■ **Written instruction**: Set out each line from the following listing that includes the word "JSON".

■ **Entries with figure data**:
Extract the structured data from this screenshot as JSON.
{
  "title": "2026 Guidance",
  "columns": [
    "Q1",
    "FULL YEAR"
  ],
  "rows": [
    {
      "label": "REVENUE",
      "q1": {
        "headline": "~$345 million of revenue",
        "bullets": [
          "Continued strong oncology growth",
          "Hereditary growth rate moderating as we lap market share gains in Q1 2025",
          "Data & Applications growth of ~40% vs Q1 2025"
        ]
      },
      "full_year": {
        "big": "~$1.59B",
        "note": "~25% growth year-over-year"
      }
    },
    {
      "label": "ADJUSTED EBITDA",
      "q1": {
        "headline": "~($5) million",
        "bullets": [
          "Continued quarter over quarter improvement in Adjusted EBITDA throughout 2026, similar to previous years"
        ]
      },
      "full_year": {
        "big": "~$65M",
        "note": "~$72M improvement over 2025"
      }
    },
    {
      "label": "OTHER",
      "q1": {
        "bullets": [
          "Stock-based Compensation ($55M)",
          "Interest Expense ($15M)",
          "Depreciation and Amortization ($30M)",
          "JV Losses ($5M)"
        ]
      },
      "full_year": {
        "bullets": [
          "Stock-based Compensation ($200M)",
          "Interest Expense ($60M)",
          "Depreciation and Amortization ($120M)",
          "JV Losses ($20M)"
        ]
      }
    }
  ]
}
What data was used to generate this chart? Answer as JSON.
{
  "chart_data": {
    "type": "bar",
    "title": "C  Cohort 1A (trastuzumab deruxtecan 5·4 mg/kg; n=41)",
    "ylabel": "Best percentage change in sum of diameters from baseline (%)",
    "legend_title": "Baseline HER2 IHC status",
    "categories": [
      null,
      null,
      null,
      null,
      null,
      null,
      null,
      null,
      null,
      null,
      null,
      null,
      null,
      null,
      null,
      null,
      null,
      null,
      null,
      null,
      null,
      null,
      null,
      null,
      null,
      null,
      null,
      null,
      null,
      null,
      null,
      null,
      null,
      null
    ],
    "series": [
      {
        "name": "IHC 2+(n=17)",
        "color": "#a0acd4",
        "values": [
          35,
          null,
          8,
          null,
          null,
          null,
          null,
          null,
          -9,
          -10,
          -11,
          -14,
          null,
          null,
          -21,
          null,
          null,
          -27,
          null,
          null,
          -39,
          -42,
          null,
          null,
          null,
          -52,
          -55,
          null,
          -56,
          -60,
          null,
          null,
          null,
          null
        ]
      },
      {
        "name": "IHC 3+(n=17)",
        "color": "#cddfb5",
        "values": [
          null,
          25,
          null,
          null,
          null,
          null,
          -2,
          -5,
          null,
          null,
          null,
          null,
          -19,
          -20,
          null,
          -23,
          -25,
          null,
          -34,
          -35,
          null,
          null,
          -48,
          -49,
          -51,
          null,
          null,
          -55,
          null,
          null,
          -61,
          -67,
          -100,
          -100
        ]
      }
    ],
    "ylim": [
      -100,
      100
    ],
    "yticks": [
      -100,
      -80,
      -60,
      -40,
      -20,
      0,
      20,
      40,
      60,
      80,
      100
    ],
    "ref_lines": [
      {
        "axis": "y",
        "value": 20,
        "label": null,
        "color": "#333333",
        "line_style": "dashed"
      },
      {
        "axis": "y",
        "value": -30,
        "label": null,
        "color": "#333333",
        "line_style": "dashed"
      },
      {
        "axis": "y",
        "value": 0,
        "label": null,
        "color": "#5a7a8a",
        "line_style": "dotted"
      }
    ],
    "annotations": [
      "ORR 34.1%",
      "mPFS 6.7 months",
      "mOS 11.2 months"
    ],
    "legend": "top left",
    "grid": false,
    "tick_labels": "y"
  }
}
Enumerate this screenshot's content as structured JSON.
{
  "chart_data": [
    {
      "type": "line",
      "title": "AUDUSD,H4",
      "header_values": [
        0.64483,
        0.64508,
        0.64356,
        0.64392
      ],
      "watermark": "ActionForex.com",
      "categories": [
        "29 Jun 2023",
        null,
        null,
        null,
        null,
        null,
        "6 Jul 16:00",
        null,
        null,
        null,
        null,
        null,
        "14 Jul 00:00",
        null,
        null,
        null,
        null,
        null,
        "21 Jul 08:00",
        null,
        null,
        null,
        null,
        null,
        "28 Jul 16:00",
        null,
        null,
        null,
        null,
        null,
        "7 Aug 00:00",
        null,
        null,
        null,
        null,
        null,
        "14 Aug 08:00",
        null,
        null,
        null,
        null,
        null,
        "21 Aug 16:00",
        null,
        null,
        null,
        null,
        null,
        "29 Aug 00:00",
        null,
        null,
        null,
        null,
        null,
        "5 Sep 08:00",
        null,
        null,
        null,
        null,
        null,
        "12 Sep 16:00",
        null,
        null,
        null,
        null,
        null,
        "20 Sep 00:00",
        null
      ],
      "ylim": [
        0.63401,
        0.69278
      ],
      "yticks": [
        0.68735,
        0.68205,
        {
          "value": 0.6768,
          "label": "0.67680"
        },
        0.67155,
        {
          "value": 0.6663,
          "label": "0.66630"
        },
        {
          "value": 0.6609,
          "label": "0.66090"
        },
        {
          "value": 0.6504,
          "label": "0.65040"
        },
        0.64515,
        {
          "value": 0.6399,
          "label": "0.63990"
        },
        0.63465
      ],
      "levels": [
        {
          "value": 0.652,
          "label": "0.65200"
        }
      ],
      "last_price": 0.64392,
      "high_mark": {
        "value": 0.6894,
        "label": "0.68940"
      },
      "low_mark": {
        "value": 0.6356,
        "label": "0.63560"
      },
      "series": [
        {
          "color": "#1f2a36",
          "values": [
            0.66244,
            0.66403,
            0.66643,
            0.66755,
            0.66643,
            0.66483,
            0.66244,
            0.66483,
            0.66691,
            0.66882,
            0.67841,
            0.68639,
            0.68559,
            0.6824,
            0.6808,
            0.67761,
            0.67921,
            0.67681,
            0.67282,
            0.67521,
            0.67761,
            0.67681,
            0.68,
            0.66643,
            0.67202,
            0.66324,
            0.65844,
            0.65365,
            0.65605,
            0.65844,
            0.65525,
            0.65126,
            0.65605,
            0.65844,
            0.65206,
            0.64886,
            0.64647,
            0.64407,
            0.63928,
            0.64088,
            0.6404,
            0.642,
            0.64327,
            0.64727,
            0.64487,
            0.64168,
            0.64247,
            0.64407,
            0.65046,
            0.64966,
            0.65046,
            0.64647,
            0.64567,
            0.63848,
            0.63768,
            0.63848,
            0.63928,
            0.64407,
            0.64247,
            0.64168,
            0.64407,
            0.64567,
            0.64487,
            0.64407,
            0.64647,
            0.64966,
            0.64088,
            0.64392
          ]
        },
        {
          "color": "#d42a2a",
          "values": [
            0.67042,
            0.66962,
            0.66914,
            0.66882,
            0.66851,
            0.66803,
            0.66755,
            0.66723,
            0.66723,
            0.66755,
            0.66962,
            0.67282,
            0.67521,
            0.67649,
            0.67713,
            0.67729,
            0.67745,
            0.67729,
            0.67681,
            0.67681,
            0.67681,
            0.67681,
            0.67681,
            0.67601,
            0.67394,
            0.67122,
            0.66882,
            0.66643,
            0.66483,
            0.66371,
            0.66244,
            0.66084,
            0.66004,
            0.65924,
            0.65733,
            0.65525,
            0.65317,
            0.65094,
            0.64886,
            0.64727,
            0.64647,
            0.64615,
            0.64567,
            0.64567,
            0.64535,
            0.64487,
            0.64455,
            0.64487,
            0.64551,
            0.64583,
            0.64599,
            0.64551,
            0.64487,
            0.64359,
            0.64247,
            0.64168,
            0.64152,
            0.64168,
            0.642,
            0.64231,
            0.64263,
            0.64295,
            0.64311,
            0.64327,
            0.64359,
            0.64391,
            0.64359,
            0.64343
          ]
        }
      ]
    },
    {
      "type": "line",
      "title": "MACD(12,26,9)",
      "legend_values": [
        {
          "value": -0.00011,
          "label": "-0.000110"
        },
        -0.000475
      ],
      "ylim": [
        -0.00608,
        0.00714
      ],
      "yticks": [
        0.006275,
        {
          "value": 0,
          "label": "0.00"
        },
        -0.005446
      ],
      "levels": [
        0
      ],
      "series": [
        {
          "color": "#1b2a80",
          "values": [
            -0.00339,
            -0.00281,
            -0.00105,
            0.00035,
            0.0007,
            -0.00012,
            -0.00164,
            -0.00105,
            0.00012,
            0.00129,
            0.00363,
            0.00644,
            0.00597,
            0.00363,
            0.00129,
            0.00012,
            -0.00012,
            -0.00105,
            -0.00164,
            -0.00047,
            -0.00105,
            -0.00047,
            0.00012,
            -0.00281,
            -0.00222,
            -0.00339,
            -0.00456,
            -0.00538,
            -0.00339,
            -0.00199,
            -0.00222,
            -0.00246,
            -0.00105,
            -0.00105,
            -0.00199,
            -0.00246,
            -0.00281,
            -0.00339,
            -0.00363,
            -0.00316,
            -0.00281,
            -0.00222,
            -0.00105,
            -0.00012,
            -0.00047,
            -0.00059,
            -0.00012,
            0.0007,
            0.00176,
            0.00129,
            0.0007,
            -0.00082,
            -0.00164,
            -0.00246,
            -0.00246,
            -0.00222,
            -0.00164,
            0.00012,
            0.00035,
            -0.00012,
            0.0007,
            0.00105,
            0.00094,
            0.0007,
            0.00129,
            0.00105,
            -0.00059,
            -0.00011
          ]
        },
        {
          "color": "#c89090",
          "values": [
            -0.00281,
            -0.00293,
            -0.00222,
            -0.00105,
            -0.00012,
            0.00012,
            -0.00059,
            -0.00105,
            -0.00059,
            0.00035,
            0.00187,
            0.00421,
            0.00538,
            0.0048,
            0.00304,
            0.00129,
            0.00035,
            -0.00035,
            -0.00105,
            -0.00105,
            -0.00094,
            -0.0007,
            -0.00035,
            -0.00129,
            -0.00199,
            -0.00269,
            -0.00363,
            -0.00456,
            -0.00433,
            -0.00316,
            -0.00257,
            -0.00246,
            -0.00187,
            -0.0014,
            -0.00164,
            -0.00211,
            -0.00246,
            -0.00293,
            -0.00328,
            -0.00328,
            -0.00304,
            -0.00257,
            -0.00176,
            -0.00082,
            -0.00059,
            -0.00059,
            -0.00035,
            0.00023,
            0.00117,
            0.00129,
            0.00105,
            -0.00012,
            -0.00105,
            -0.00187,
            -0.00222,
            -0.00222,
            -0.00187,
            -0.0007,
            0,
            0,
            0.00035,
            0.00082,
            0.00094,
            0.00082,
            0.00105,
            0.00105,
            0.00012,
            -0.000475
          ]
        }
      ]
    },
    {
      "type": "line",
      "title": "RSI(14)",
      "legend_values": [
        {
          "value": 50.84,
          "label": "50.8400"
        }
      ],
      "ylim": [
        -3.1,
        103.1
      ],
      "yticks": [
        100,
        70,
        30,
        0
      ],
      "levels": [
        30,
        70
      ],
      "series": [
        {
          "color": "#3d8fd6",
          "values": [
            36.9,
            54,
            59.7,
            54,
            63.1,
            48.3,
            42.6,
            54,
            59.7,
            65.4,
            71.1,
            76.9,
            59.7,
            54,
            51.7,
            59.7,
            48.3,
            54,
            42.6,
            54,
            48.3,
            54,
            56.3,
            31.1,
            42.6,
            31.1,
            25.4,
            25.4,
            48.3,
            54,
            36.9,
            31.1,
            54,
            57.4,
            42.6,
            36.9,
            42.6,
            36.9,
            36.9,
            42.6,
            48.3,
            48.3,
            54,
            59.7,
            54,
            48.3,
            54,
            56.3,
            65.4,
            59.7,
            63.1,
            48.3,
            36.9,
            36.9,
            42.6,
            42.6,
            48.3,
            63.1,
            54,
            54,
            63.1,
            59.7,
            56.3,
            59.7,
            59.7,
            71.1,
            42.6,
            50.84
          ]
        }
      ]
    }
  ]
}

■ **Output for this exercise**:
Extract the structured data from this screenshot as JSON.
What data was used to generate this chart? Answer as JSON.
Enumerate this screenshot's content as structured JSON.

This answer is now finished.